Requirement >>
Reproduce every line in the listing that contains the word "first".

[Dataset rows about figures]
━━━━━━━━━━━━━━━━

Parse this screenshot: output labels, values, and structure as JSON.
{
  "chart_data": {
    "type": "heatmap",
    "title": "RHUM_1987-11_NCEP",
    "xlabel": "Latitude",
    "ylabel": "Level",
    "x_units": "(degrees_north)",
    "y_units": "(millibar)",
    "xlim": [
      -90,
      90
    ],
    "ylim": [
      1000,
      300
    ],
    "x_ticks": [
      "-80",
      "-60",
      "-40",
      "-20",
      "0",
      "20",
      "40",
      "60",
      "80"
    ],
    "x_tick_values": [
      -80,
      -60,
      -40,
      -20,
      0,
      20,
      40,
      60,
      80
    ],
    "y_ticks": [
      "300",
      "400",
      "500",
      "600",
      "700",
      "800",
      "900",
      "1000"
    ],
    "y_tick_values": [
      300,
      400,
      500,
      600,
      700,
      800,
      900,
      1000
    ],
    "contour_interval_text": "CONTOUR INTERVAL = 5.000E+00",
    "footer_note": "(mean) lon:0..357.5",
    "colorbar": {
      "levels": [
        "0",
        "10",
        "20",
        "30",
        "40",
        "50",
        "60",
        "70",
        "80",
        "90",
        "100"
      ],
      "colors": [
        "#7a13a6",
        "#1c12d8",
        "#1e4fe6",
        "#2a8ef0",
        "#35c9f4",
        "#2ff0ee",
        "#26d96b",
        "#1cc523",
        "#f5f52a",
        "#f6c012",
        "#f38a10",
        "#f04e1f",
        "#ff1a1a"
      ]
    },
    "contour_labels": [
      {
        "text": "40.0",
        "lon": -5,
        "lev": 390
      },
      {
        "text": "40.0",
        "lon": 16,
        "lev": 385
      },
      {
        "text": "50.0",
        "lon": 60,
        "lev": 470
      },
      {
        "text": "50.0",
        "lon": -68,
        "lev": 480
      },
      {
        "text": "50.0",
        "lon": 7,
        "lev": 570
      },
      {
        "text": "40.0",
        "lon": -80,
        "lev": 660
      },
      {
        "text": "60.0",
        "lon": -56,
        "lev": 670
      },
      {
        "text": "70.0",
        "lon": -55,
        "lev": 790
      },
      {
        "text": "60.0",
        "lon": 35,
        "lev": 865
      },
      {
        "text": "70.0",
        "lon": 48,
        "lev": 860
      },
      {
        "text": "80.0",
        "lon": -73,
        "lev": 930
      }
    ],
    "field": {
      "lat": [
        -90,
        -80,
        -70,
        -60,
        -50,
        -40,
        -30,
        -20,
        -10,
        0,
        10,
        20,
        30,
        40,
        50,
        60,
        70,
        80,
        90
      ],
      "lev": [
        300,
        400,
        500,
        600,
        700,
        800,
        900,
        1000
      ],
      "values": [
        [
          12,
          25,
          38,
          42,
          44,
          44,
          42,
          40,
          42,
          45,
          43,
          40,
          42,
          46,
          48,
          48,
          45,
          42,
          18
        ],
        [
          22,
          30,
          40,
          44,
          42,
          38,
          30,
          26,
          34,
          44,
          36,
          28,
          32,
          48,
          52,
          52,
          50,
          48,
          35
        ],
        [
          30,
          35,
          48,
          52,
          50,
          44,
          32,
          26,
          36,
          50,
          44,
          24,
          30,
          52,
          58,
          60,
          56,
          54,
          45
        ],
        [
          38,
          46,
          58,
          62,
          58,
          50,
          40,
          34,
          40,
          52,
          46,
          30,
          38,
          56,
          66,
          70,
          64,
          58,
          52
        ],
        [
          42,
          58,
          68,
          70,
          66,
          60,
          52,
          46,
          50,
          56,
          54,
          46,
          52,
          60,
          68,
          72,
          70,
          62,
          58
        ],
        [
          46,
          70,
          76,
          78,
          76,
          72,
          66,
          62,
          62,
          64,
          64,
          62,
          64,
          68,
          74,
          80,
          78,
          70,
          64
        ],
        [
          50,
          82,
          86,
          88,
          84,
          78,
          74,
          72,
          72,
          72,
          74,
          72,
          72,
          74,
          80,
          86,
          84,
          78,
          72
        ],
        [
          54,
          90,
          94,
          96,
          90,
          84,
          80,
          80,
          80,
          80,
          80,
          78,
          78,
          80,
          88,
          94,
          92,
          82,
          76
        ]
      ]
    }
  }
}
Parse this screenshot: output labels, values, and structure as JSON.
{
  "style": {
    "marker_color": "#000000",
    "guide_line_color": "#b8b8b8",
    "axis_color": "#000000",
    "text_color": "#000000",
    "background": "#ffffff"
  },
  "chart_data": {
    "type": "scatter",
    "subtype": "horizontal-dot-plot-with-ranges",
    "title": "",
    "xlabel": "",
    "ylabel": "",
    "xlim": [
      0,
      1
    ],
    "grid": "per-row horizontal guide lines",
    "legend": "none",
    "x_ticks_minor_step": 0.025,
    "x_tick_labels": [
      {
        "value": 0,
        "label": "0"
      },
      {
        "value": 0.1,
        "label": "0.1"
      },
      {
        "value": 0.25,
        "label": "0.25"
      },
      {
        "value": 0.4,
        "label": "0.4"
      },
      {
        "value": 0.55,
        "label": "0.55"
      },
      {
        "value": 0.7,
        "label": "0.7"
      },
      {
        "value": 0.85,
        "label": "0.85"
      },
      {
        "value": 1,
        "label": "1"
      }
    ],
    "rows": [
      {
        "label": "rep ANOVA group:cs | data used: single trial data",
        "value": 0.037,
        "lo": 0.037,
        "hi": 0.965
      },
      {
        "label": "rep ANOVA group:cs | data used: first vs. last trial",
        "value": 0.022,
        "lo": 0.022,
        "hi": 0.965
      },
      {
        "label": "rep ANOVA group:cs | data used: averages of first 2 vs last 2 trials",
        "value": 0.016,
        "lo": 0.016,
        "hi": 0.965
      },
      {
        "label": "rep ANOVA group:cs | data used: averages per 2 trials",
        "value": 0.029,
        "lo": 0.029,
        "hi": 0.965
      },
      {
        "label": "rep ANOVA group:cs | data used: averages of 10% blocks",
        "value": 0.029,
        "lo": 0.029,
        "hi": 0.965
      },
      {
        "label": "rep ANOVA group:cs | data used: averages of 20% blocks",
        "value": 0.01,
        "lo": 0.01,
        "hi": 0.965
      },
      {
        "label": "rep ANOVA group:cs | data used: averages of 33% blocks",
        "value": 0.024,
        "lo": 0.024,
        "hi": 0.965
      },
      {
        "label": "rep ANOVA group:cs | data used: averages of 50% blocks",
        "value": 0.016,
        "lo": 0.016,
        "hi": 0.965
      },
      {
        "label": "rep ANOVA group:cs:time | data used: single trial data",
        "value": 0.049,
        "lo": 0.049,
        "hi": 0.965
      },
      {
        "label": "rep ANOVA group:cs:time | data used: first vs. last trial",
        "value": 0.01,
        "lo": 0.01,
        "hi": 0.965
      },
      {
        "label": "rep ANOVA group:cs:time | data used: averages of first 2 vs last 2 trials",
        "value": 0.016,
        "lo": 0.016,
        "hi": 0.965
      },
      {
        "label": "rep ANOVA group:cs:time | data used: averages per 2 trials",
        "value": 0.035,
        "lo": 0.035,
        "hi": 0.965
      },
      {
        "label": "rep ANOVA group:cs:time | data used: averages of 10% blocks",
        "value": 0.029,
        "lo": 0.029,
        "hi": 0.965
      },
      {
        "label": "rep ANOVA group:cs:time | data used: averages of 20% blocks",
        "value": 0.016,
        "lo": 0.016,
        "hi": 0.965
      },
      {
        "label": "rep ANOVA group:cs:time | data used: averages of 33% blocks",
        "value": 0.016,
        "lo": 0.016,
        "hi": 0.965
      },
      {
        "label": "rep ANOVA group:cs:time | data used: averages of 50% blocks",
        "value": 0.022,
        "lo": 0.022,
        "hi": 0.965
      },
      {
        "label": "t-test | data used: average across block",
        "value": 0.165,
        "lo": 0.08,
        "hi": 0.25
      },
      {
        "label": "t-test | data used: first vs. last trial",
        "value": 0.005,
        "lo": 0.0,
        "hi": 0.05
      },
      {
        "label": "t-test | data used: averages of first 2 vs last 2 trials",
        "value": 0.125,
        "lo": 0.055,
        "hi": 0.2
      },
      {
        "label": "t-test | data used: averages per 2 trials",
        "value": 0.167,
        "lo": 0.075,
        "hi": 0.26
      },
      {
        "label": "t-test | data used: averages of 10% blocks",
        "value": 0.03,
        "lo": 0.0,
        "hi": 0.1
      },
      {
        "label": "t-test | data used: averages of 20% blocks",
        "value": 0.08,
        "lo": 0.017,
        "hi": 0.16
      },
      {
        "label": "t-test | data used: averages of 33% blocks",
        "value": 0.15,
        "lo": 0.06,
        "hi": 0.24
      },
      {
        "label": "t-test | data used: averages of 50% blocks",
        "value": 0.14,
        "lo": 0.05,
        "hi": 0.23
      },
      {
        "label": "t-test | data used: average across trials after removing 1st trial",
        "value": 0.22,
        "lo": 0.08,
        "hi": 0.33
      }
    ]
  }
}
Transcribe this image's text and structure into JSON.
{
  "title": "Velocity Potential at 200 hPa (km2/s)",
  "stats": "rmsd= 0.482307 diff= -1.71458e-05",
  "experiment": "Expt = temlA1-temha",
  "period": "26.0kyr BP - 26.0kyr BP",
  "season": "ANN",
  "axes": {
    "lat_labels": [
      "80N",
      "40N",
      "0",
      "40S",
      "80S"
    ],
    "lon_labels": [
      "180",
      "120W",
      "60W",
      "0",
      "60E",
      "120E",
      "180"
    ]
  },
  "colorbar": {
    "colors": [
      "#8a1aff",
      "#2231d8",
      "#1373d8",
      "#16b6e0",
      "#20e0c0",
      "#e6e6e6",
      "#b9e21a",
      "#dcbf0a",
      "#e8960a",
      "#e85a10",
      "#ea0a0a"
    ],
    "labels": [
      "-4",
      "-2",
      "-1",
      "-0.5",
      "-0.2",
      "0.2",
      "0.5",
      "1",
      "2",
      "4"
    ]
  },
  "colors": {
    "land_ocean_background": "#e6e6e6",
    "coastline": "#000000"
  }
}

━━━━━━━━━━━━━━━━

Solution to the problem >>
        "label": "rep ANOVA group:cs | data used: first vs. last trial",
        "label": "rep ANOVA group:cs | data used: averages of first 2 vs last 2 trials",
        "label": "rep ANOVA group:cs:time | data used: first vs. last trial",
        "label": "rep ANOVA group:cs:time | data used: averages of first 2 vs last 2 trials",
        "label": "t-test | data used: first vs. last trial",
        "label": "t-test | data used: averages of first 2 vs last 2 trials",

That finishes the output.